Given problem:
Lines containing the string "Тифлисѣ" are to be collected in full.

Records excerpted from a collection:
= = =

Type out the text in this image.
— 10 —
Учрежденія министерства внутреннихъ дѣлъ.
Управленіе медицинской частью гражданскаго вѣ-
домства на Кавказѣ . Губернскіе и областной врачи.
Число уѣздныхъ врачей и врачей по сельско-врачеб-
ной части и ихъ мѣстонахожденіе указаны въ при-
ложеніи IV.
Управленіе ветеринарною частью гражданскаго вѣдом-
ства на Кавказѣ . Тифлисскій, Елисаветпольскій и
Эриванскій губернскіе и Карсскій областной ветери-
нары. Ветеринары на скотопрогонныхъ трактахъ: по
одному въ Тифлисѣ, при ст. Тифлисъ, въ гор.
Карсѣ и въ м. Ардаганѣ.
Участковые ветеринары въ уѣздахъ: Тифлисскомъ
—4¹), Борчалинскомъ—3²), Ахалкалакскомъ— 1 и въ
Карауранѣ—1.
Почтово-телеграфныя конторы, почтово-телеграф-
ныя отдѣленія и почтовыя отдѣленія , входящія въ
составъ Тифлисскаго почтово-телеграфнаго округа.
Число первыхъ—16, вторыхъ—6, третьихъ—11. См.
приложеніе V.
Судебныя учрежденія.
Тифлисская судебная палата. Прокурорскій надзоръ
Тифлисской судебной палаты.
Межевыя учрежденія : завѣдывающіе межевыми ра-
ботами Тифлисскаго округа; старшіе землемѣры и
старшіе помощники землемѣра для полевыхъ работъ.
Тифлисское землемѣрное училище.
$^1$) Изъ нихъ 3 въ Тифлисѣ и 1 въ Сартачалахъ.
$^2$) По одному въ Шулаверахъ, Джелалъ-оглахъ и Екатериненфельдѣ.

= = =

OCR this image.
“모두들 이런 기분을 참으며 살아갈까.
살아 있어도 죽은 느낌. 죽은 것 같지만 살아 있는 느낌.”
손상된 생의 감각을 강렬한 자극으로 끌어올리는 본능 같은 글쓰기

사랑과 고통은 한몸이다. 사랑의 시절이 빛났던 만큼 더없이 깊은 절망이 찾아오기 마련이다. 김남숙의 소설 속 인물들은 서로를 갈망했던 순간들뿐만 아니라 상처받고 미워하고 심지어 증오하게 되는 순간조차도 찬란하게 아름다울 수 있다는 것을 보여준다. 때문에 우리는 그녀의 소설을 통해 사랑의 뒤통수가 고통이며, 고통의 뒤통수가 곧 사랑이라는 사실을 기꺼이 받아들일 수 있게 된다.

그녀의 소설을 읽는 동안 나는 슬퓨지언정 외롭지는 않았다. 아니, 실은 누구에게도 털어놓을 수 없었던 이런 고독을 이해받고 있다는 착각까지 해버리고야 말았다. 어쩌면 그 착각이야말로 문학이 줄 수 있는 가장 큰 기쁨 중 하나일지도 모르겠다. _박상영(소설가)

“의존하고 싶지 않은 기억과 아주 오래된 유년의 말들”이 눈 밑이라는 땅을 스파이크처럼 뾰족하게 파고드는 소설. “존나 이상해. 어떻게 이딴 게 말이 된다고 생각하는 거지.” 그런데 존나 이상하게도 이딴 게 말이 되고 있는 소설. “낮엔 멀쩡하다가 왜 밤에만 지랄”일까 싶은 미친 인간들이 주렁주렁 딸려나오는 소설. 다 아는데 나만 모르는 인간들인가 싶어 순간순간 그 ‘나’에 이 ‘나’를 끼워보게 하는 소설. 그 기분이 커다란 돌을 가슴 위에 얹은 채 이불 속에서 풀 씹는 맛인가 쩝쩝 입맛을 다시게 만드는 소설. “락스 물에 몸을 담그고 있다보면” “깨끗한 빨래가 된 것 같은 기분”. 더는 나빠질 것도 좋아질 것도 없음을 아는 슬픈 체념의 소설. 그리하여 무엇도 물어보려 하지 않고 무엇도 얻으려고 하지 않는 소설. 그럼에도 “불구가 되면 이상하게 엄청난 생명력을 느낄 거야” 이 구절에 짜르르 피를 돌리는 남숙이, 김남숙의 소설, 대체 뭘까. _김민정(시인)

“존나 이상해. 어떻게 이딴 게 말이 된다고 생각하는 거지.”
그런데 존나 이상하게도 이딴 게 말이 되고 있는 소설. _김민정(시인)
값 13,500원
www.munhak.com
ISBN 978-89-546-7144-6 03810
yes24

= = =

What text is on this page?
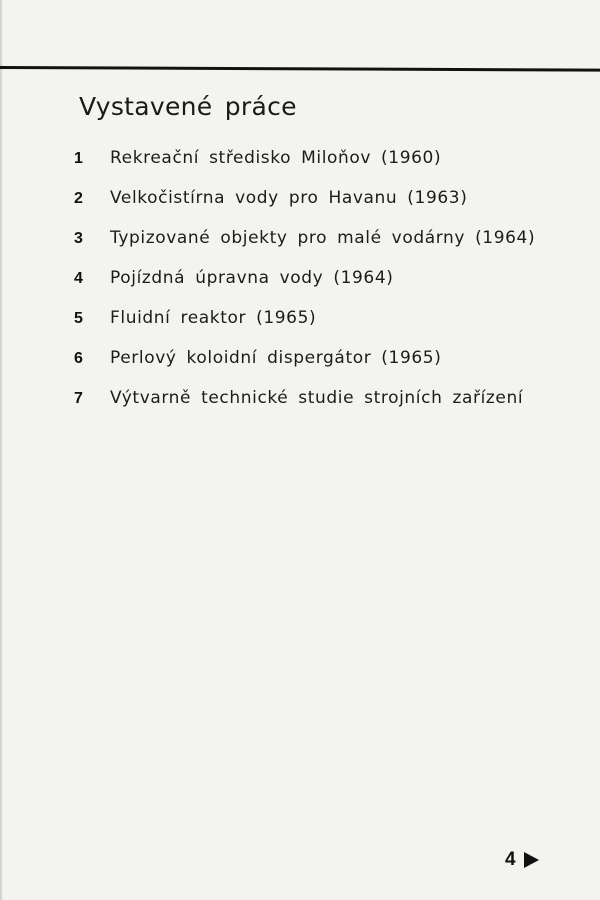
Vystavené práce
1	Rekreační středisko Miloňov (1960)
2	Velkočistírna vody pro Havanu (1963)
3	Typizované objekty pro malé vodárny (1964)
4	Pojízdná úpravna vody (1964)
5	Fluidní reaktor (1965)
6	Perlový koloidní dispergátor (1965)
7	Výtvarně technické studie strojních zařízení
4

= = =

Exercise response:
одному въ Тифлисѣ, при ст. Тифлисъ, въ гор.
$^1$) Изъ нихъ 3 въ Тифлисѣ и 1 въ Сартачалахъ.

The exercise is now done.